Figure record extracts
* * * * * * *

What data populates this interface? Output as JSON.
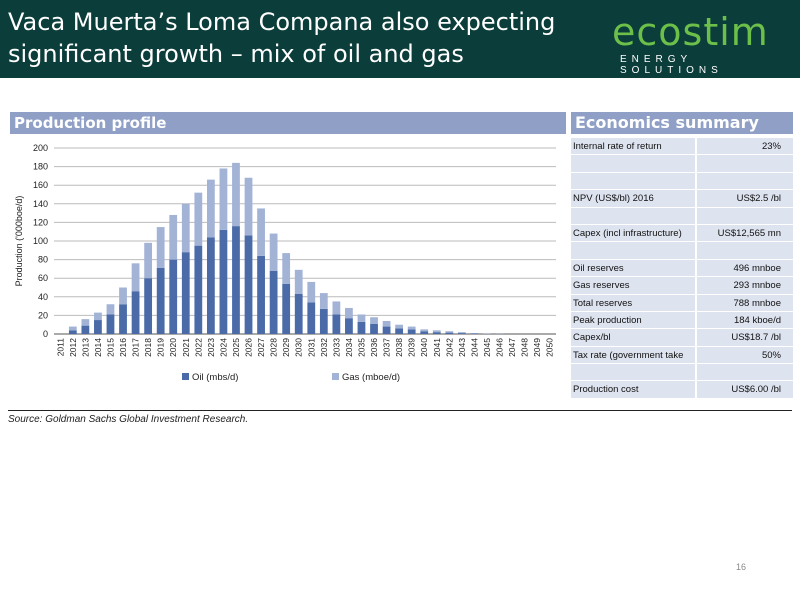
{
  "slide": {
    "title": "Vaca Muerta’s Loma Compana also expecting significant growth – mix of oil and gas",
    "page_number": "16",
    "source": "Source: Goldman Sachs Global Investment Research.",
    "colors": {
      "header_bg": "#0b3d3a",
      "panel_head": "#8f9fc6",
      "oil": "#4a6aa8",
      "gas": "#a3b3d6"
    }
  },
  "logo": {
    "word": "ecostim",
    "subtitle": "ENERGY SOLUTIONS"
  },
  "production": {
    "heading": "Production profile"
  },
  "economics": {
    "heading": "Economics summary",
    "rows": [
      {
        "label": "Internal rate of return",
        "value": "23%"
      },
      {
        "label": "",
        "value": ""
      },
      {
        "label": "",
        "value": ""
      },
      {
        "label": "NPV (US$/bl) 2016",
        "value": "US$2.5 /bl"
      },
      {
        "label": "",
        "value": ""
      },
      {
        "label": "Capex (incl infrastructure)",
        "value": "US$12,565 mn"
      },
      {
        "label": "",
        "value": ""
      },
      {
        "label": "Oil reserves",
        "value": "496 mnboe"
      },
      {
        "label": "Gas reserves",
        "value": "293 mnboe"
      },
      {
        "label": "Total reserves",
        "value": "788 mnboe"
      },
      {
        "label": "Peak production",
        "value": "184 kboe/d"
      },
      {
        "label": "Capex/bl",
        "value": "US$18.7 /bl"
      },
      {
        "label": "Tax rate (government take",
        "value": "50%"
      },
      {
        "label": "",
        "value": ""
      },
      {
        "label": "Production cost",
        "value": "US$6.00 /bl"
      }
    ]
  },
  "chart_data": {
    "type": "bar",
    "stacked": true,
    "title": "",
    "ylabel": "Production ('000boe/d)",
    "xlabel": "",
    "ylim": [
      0,
      200
    ],
    "yticks": [
      0,
      20,
      40,
      60,
      80,
      100,
      120,
      140,
      160,
      180,
      200
    ],
    "grid": true,
    "legend": "bottom",
    "categories": [
      "2011",
      "2012",
      "2013",
      "2014",
      "2015",
      "2016",
      "2017",
      "2018",
      "2019",
      "2020",
      "2021",
      "2022",
      "2023",
      "2024",
      "2025",
      "2026",
      "2027",
      "2028",
      "2029",
      "2030",
      "2031",
      "2032",
      "2033",
      "2034",
      "2035",
      "2036",
      "2037",
      "2038",
      "2039",
      "2040",
      "2041",
      "2042",
      "2043",
      "2044",
      "2045",
      "2046",
      "2047",
      "2048",
      "2049",
      "2050"
    ],
    "series": [
      {
        "name": "Oil (mbs/d)",
        "values": [
          0,
          4,
          9,
          15,
          21,
          32,
          46,
          60,
          71,
          80,
          88,
          95,
          104,
          112,
          116,
          106,
          84,
          68,
          54,
          43,
          34,
          27,
          21,
          17,
          13,
          11,
          8,
          6,
          5,
          3,
          2,
          1.5,
          1,
          0.5,
          0.3,
          0.2,
          0,
          0,
          0,
          0
        ]
      },
      {
        "name": "Gas (mboe/d)",
        "values": [
          0,
          4,
          7,
          8,
          11,
          18,
          30,
          38,
          44,
          48,
          52,
          57,
          62,
          66,
          68,
          62,
          51,
          40,
          33,
          26,
          22,
          17,
          14,
          11,
          8,
          7,
          6,
          4,
          3,
          2,
          2,
          1.5,
          1,
          0.5,
          0.2,
          0.1,
          0,
          0,
          0,
          0
        ]
      }
    ]
  }
}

* * * * * * *

• Exercise requirements:
The records shown above are to be repeated exactly, with the pictures left out.

• Finished task:
What data populates this interface? Output as JSON.
{
  "slide": {
    "title": "Vaca Muerta’s Loma Compana also expecting significant growth – mix of oil and gas",
    "page_number": "16",
    "source": "Source: Goldman Sachs Global Investment Research.",
    "colors": {
      "header_bg": "#0b3d3a",
      "panel_head": "#8f9fc6",
      "oil": "#4a6aa8",
      "gas": "#a3b3d6"
    }
  },
  "logo": {
    "word": "ecostim",
    "subtitle": "ENERGY SOLUTIONS"
  },
  "production": {
    "heading": "Production profile"
  },
  "economics": {
    "heading": "Economics summary",
    "rows": [
      {
        "label": "Internal rate of return",
        "value": "23%"
      },
      {
        "label": "",
        "value": ""
      },
      {
        "label": "",
        "value": ""
      },
      {
        "label": "NPV (US$/bl) 2016",
        "value": "US$2.5 /bl"
      },
      {
        "label": "",
        "value": ""
      },
      {
        "label": "Capex (incl infrastructure)",
        "value": "US$12,565 mn"
      },
      {
        "label": "",
        "value": ""
      },
      {
        "label": "Oil reserves",
        "value": "496 mnboe"
      },
      {
        "label": "Gas reserves",
        "value": "293 mnboe"
      },
      {
        "label": "Total reserves",
        "value": "788 mnboe"
      },
      {
        "label": "Peak production",
        "value": "184 kboe/d"
      },
      {
        "label": "Capex/bl",
        "value": "US$18.7 /bl"
      },
      {
        "label": "Tax rate (government take",
        "value": "50%"
      },
      {
        "label": "",
        "value": ""
      },
      {
        "label": "Production cost",
        "value": "US$6.00 /bl"
      }
    ]
  },
  "chart_data": {
    "type": "bar",
    "stacked": true,
    "title": "",
    "ylabel": "Production ('000boe/d)",
    "xlabel": "",
    "ylim": [
      0,
      200
    ],
    "yticks": [
      0,
      20,
      40,
      60,
      80,
      100,
      120,
      140,
      160,
      180,
      200
    ],
    "grid": true,
    "legend": "bottom",
    "categories": [
      "2011",
      "2012",
      "2013",
      "2014",
      "2015",
      "2016",
      "2017",
      "2018",
      "2019",
      "2020",
      "2021",
      "2022",
      "2023",
      "2024",
      "2025",
      "2026",
      "2027",
      "2028",
      "2029",
      "2030",
      "2031",
      "2032",
      "2033",
      "2034",
      "2035",
      "2036",
      "2037",
      "2038",
      "2039",
      "2040",
      "2041",
      "2042",
      "2043",
      "2044",
      "2045",
      "2046",
      "2047",
      "2048",
      "2049",
      "2050"
    ],
    "series": [
      {
        "name": "Oil (mbs/d)",
        "values": [
          0,
          4,
          9,
          15,
          21,
          32,
          46,
          60,
          71,
          80,
          88,
          95,
          104,
          112,
          116,
          106,
          84,
          68,
          54,
          43,
          34,
          27,
          21,
          17,
          13,
          11,
          8,
          6,
          5,
          3,
          2,
          1.5,
          1,
          0.5,
          0.3,
          0.2,
          0,
          0,
          0,
          0
        ]
      },
      {
        "name": "Gas (mboe/d)",
        "values": [
          0,
          4,
          7,
          8,
          11,
          18,
          30,
          38,
          44,
          48,
          52,
          57,
          62,
          66,
          68,
          62,
          51,
          40,
          33,
          26,
          22,
          17,
          14,
          11,
          8,
          7,
          6,
          4,
          3,
          2,
          2,
          1.5,
          1,
          0.5,
          0.2,
          0.1,
          0,
          0,
          0,
          0
        ]
      }
    ]
  }
}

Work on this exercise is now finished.